─── EXCERPTED RECORDS ───
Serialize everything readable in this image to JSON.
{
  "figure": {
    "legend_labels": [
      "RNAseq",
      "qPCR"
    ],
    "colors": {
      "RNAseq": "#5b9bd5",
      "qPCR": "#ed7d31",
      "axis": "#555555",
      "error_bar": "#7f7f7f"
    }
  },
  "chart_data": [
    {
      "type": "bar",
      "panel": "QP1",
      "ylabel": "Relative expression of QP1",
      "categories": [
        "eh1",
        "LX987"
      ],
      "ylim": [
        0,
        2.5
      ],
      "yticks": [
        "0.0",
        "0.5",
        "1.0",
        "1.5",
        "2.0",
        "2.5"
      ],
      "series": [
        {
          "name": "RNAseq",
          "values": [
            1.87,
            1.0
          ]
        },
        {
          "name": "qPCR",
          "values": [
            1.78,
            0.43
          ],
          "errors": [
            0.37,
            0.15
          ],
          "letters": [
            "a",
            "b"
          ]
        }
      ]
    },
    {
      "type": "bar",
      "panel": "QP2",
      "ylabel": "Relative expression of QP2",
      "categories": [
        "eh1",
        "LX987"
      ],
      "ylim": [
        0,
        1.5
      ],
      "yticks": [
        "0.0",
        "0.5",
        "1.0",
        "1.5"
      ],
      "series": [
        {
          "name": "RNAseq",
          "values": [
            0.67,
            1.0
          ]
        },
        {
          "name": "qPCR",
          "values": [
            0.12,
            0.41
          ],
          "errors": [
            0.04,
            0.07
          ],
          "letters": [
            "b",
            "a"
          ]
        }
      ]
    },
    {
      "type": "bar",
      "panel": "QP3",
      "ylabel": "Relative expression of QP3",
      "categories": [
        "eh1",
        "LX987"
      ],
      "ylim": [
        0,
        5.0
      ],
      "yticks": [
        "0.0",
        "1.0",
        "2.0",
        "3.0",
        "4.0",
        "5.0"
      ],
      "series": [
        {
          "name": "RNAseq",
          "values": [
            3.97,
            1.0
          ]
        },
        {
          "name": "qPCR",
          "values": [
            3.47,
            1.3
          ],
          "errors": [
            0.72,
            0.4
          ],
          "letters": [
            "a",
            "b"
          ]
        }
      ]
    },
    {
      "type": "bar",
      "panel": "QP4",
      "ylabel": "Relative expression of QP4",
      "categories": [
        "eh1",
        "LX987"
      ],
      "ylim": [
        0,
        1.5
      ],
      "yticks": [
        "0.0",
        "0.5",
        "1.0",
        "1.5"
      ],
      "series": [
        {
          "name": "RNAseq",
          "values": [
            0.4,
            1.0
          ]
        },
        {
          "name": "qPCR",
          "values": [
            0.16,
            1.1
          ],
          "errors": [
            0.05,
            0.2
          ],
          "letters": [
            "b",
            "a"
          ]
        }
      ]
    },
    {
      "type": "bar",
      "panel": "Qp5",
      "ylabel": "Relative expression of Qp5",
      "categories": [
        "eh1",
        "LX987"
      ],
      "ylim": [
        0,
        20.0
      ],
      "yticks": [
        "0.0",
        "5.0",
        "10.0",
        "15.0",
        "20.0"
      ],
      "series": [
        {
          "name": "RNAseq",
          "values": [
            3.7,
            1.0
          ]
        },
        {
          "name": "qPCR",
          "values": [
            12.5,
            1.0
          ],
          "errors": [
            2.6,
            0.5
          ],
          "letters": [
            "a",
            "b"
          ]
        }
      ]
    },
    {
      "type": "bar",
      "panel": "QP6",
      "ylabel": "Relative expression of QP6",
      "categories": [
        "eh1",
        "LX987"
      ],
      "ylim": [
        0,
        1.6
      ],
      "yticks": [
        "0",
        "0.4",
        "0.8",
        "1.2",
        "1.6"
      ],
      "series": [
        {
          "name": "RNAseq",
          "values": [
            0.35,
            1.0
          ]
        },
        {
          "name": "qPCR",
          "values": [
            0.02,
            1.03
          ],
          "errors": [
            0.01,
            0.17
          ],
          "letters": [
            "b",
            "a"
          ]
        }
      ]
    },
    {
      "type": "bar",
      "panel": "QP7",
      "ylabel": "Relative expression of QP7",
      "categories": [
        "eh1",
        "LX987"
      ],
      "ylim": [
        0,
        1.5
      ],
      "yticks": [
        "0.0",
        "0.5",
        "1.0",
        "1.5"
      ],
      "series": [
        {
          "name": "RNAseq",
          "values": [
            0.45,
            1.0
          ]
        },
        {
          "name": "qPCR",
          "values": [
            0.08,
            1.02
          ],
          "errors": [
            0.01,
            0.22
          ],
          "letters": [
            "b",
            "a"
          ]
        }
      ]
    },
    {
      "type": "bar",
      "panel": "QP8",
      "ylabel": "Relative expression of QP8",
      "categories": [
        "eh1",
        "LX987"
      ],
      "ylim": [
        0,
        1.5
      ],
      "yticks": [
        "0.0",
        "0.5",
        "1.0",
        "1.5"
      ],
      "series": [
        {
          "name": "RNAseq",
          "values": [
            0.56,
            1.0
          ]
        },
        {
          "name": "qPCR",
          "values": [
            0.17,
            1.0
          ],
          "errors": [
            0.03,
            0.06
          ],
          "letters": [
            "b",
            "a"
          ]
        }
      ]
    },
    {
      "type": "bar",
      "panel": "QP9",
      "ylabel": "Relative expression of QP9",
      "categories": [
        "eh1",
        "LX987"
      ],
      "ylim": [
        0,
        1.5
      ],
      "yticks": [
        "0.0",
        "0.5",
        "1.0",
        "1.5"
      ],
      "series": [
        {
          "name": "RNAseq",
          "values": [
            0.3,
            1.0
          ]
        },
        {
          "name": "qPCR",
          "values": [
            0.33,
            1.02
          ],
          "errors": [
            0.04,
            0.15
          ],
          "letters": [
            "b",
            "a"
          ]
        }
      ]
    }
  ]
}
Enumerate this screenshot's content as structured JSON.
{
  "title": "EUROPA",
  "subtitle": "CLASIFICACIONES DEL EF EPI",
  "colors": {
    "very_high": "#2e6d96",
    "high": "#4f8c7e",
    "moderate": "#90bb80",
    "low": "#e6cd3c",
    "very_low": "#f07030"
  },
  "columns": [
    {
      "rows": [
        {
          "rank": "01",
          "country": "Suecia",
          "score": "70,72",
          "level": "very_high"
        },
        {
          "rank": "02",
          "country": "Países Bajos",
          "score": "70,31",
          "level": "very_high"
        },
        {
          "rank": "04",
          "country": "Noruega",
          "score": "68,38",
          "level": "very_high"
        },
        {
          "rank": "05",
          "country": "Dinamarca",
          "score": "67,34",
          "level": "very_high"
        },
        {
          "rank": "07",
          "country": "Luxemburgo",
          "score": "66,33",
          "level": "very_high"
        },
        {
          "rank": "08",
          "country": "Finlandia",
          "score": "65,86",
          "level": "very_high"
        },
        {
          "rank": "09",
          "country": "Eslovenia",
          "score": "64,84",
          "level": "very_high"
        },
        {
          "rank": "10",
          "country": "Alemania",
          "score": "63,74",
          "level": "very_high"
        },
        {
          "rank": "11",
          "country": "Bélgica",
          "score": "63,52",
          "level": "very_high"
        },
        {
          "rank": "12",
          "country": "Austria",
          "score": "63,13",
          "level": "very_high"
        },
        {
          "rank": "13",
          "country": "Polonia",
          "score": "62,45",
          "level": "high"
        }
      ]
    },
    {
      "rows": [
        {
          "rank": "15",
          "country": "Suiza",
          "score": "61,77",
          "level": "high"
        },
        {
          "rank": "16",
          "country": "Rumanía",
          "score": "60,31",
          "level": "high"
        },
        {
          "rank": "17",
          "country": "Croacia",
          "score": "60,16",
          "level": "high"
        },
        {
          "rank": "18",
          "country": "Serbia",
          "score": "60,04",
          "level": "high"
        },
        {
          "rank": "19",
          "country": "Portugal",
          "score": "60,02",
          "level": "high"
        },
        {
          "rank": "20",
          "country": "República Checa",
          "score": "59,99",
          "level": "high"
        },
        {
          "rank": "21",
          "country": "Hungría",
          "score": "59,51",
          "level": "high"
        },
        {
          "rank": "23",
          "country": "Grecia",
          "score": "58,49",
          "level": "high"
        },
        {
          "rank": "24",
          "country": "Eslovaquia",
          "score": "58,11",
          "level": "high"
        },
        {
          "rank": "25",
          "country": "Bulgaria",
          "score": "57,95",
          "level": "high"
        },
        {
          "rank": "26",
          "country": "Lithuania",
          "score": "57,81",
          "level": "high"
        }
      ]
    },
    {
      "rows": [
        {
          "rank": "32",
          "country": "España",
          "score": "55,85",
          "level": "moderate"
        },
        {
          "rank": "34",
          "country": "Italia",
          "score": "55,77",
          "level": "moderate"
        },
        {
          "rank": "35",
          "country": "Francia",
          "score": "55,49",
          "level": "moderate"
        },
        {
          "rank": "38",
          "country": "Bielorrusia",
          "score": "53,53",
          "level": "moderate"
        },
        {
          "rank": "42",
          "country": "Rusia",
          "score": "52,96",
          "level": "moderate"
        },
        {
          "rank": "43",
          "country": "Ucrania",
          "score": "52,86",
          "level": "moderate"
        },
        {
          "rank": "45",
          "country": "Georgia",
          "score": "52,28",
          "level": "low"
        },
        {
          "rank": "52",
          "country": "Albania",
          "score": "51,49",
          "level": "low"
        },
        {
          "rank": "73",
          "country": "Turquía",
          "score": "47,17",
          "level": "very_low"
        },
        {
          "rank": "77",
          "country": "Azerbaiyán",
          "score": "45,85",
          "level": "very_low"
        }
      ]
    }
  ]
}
───
*WHAT YOU NEED TO DO*
From the data above, copy out every line with the string "this" in it.

*TASK RESULT*
Serialize everything readable in this image to JSON.
Enumerate this screenshot's content as structured JSON.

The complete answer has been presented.